## Exercise prompt
Provide only the number of lines in the data below that contain the word "Somewhat".

## Exercise materials
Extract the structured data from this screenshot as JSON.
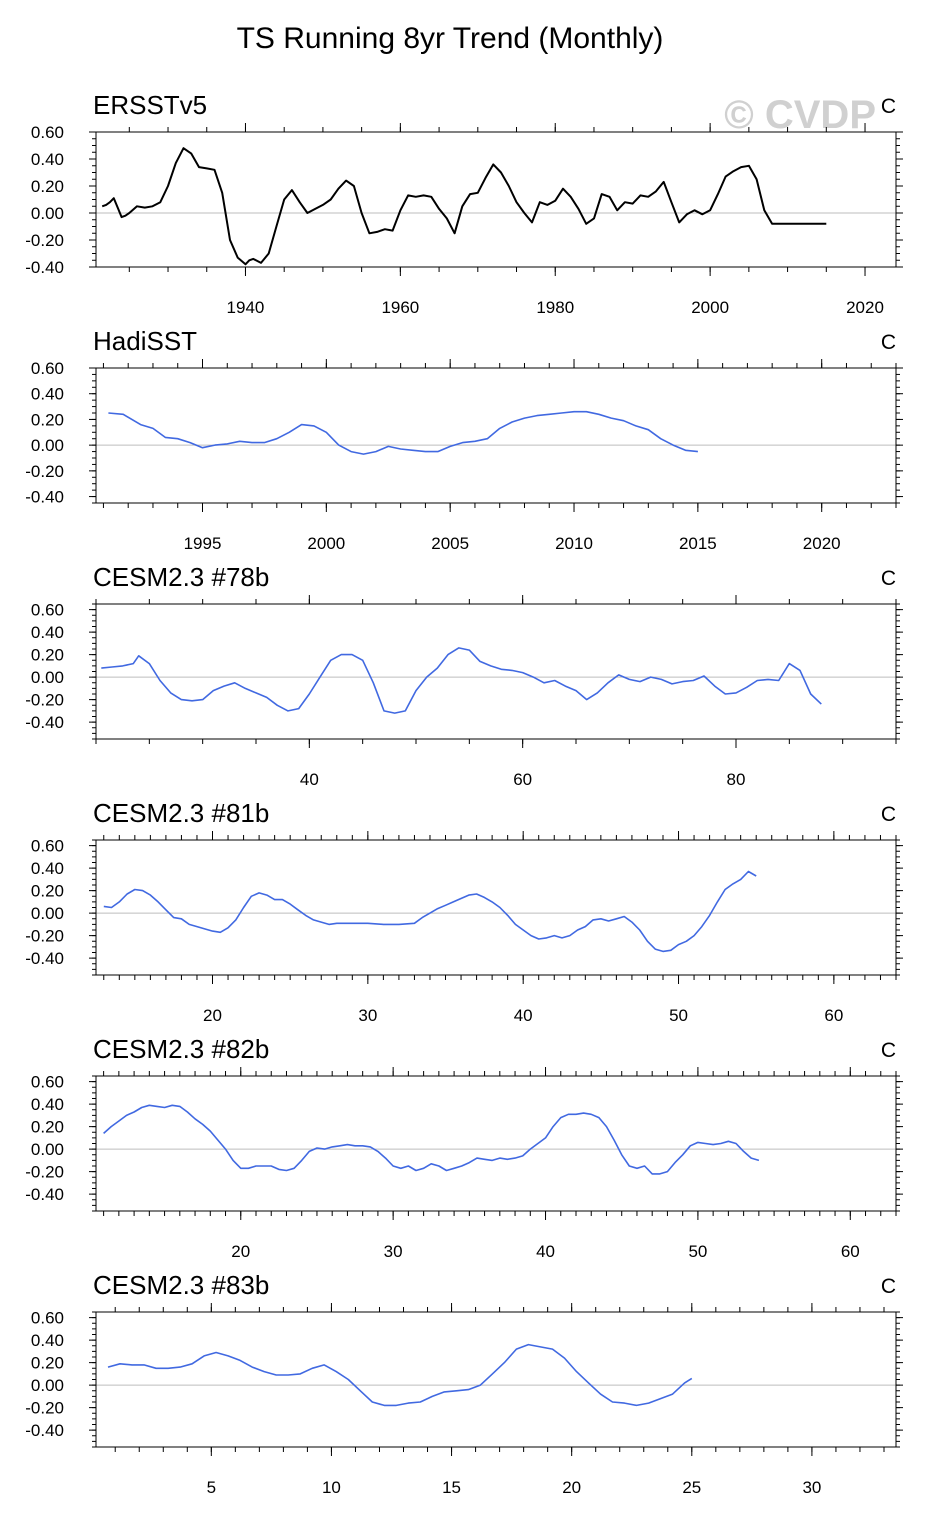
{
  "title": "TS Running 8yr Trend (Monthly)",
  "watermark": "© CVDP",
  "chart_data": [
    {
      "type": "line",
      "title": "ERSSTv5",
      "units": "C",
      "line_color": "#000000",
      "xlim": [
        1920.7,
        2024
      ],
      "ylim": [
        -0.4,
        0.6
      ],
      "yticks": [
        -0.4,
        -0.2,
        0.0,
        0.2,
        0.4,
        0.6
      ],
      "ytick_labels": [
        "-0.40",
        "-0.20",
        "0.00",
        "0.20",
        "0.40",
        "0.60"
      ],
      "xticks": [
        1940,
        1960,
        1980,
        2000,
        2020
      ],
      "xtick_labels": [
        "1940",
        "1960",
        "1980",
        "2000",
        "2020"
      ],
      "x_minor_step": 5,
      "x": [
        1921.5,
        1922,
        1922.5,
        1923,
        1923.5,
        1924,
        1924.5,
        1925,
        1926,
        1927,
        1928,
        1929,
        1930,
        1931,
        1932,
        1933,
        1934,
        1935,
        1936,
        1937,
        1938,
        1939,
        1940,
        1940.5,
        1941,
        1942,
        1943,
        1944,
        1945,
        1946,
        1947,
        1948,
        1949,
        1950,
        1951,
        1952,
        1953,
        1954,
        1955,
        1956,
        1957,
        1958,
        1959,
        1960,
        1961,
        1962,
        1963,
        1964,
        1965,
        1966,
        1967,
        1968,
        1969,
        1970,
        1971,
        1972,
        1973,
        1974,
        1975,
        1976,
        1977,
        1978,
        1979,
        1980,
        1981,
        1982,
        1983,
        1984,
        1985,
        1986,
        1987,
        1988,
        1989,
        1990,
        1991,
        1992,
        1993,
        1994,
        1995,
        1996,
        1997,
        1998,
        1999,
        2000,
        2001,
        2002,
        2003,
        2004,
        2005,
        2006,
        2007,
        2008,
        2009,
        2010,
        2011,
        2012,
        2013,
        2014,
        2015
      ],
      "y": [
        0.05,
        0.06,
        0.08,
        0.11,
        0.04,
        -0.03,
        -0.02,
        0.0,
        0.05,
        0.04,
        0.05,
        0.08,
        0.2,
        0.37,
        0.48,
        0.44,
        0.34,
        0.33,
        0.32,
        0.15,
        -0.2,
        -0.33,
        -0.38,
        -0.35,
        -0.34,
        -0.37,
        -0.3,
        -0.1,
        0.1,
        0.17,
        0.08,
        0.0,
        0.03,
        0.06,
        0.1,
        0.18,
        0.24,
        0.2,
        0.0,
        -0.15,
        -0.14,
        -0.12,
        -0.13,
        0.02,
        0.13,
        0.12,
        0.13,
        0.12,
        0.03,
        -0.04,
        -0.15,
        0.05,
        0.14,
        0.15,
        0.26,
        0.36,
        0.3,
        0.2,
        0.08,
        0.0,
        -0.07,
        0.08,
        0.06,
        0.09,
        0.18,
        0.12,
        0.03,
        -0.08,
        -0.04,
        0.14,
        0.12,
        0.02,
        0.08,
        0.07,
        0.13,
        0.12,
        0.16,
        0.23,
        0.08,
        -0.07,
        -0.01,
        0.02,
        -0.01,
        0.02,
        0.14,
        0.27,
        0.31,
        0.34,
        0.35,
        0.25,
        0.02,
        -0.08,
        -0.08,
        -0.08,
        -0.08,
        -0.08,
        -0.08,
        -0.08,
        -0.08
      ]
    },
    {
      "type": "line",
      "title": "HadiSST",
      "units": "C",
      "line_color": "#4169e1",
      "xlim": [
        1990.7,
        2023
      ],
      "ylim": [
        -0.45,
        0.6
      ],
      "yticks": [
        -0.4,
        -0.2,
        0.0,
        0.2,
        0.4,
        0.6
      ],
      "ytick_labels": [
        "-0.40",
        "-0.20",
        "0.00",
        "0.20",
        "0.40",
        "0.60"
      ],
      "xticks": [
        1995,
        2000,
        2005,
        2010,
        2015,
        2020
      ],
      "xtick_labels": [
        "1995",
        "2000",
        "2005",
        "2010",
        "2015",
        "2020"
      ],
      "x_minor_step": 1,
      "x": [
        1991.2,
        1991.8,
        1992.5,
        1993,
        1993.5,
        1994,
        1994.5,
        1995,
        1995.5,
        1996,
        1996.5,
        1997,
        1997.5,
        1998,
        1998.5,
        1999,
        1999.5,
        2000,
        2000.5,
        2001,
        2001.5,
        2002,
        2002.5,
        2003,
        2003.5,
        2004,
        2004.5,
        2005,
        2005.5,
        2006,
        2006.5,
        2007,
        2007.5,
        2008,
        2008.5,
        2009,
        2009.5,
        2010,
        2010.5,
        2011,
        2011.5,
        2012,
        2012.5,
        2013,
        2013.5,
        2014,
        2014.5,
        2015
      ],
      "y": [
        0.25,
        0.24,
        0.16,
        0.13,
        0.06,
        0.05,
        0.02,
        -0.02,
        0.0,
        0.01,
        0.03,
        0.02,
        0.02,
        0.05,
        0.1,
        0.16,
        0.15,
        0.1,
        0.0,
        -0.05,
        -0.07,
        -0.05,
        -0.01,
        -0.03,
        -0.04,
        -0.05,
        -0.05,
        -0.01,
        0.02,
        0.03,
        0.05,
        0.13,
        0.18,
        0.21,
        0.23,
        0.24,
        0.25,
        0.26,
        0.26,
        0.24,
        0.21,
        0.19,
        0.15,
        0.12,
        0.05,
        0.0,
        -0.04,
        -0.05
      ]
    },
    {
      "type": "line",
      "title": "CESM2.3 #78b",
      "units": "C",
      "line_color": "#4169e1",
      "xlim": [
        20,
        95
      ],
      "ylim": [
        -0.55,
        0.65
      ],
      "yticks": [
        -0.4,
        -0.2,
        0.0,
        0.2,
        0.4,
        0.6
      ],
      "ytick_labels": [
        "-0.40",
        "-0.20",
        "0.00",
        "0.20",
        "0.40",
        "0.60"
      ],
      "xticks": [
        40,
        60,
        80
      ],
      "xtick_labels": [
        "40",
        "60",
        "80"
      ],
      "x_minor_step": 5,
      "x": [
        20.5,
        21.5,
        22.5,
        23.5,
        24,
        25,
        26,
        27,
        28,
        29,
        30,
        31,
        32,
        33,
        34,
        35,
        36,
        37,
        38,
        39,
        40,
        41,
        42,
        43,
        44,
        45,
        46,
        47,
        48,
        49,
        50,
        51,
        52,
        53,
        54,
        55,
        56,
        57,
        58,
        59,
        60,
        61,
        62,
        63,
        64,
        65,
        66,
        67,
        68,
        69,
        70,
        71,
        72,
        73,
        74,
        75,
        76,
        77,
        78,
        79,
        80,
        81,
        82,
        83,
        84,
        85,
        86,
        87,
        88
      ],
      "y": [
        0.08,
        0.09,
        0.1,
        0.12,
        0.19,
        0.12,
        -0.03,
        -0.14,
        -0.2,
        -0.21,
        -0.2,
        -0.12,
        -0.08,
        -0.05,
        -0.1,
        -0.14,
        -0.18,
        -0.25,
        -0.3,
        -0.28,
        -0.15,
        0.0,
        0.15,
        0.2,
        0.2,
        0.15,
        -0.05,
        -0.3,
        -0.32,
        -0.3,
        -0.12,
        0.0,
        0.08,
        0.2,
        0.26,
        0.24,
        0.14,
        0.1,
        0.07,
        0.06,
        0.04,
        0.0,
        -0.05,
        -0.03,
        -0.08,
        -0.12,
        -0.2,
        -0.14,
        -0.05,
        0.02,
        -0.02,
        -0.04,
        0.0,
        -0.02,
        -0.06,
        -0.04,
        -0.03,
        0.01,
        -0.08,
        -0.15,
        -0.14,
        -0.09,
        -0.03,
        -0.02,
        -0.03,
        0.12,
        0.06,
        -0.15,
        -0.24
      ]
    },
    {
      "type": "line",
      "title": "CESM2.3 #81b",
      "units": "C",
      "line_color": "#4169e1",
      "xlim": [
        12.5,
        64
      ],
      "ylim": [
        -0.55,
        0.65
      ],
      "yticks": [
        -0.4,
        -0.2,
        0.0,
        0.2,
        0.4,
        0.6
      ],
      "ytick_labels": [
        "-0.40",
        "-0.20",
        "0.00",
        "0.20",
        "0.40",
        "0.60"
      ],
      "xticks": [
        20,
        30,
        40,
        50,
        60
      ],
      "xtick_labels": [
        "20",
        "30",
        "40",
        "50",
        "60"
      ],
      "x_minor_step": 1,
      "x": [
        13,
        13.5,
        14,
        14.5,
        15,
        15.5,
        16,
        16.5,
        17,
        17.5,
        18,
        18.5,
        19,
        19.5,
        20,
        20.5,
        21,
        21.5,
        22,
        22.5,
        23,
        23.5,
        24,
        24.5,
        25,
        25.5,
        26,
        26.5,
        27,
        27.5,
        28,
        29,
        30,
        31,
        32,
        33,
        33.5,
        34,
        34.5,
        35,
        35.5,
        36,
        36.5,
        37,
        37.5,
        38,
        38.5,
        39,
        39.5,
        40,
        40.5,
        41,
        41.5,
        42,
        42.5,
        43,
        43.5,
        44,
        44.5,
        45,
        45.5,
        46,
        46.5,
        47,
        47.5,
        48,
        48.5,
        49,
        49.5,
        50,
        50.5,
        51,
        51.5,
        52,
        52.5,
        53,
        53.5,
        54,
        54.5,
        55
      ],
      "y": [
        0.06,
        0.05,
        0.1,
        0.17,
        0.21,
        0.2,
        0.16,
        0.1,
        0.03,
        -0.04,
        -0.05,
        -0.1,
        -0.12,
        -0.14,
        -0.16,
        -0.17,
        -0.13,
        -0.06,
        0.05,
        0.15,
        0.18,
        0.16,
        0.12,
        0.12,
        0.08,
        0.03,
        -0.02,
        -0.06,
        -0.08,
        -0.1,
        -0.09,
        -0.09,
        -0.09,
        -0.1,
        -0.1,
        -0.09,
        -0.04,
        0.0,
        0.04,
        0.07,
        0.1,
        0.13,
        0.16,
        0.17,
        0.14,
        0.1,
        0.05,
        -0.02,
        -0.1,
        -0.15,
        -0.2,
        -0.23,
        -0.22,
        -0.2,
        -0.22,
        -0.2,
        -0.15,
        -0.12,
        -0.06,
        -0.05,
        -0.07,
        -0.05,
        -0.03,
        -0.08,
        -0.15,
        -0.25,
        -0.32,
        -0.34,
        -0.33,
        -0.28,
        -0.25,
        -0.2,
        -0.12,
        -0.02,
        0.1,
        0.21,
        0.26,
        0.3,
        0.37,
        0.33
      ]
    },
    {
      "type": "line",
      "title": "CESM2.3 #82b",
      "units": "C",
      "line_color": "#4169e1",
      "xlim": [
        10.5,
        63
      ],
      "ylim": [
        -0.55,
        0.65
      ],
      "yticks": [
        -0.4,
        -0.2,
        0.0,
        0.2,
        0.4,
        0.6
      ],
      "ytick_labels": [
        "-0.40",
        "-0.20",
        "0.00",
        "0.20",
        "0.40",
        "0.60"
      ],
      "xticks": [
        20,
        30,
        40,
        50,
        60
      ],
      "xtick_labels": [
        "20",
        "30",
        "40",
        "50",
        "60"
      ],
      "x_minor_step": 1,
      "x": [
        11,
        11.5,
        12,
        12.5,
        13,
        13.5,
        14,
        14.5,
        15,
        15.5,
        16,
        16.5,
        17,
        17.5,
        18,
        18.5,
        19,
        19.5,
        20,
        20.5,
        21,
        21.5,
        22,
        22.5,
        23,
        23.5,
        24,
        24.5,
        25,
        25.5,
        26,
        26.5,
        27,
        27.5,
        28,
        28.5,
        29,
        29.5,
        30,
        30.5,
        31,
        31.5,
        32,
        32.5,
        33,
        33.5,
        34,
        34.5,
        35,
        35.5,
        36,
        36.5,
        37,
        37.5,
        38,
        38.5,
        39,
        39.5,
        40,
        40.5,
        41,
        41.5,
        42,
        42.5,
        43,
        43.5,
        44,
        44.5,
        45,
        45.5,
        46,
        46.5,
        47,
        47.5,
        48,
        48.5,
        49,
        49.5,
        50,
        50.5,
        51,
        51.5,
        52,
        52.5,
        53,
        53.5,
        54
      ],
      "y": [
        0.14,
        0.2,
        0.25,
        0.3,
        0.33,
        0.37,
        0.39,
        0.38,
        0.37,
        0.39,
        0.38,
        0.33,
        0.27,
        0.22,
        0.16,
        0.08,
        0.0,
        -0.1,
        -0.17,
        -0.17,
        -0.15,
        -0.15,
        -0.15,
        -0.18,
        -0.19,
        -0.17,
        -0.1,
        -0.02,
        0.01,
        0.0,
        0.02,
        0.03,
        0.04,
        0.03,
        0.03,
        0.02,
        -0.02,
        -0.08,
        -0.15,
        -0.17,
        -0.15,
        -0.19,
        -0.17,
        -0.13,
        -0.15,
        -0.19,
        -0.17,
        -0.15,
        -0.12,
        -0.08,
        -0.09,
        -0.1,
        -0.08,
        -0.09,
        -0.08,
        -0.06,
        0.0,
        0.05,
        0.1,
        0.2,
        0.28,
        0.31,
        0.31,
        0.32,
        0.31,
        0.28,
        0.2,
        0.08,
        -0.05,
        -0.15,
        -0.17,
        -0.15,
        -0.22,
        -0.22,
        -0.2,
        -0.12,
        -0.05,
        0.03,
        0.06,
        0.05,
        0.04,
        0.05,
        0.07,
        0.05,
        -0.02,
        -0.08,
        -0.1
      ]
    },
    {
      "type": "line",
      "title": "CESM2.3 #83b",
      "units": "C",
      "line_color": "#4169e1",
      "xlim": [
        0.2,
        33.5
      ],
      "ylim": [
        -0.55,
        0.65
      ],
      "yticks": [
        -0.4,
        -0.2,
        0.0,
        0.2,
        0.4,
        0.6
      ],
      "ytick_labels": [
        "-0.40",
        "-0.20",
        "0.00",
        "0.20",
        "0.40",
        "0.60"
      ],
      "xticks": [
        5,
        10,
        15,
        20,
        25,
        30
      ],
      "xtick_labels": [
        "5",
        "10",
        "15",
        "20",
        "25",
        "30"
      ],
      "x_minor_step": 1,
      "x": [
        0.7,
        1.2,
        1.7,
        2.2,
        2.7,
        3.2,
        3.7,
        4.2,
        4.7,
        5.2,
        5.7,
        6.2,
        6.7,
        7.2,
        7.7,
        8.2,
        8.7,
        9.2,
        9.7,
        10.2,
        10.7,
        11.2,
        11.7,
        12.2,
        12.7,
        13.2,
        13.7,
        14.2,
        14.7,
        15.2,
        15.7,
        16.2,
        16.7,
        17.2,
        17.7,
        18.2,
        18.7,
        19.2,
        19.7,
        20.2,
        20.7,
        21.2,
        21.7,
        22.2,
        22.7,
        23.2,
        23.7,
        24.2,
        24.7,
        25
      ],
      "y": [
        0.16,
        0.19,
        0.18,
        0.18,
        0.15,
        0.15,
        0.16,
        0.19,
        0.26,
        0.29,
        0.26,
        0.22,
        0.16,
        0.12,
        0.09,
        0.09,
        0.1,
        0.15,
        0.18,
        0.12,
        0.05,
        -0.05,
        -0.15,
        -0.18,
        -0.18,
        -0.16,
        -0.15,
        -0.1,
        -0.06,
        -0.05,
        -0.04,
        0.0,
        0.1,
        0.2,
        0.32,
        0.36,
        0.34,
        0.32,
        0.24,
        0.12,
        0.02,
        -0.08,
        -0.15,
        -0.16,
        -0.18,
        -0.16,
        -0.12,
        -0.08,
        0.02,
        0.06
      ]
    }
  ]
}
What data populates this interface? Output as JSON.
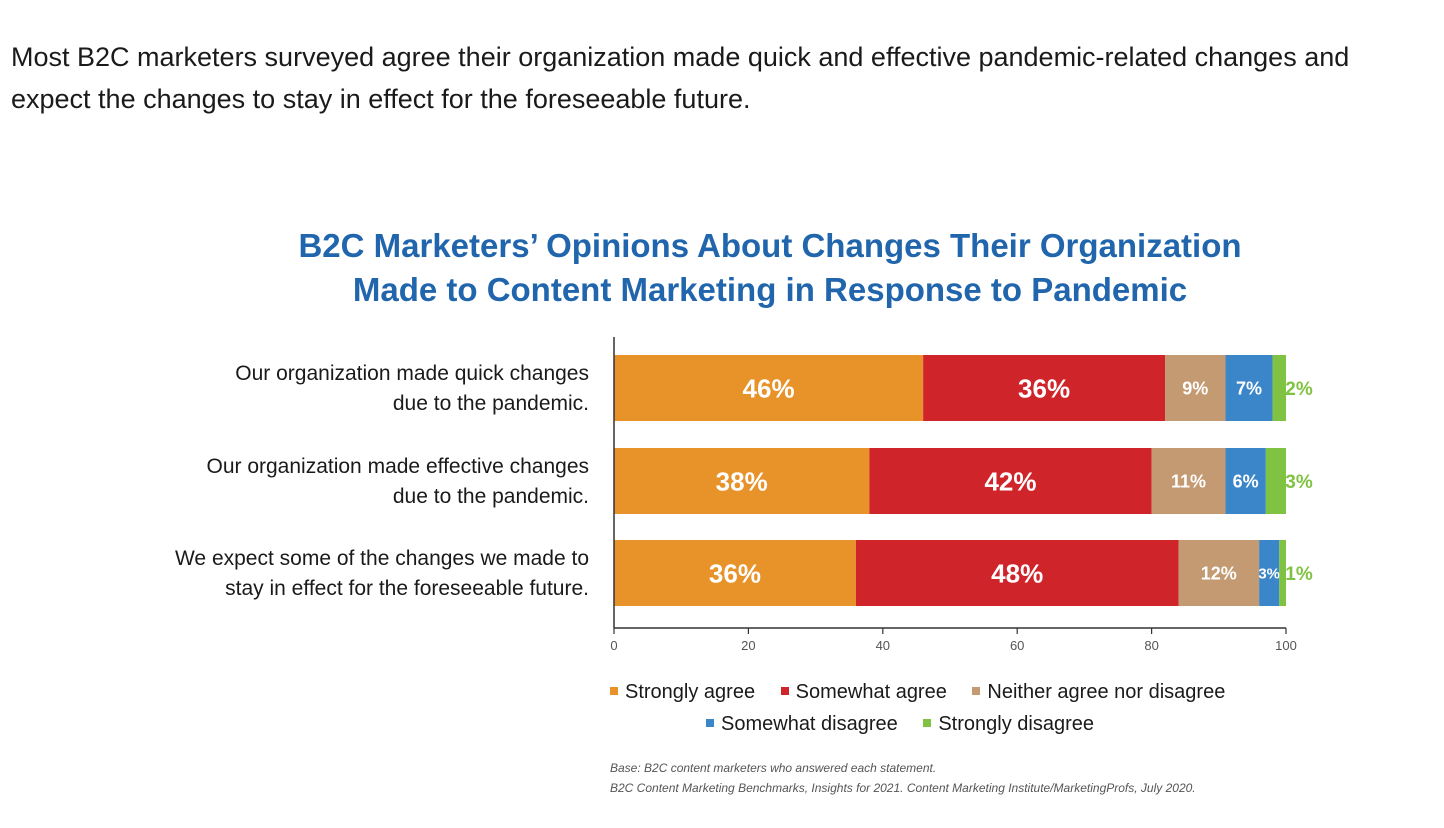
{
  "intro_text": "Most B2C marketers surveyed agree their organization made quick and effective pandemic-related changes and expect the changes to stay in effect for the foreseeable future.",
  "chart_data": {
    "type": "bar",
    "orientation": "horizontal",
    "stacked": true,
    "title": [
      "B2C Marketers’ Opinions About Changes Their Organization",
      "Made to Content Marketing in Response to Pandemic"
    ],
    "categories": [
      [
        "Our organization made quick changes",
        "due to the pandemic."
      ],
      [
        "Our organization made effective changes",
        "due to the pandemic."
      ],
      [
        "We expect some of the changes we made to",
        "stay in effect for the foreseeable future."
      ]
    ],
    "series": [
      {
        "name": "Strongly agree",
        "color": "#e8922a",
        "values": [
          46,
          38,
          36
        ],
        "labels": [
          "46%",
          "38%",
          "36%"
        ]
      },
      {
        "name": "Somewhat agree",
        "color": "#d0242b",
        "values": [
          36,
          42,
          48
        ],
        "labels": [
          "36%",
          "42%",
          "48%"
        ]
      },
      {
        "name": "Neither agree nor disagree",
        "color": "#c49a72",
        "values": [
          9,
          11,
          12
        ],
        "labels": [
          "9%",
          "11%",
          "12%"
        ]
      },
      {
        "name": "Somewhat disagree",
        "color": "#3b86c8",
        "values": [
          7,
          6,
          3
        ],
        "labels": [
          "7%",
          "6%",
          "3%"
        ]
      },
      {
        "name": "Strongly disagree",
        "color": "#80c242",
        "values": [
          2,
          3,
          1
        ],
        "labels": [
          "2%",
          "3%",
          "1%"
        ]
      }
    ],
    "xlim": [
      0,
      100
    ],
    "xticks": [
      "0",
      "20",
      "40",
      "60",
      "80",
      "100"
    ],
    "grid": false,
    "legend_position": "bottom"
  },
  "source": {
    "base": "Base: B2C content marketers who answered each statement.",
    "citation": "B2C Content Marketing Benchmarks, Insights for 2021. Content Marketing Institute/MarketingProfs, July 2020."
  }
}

## Answer
2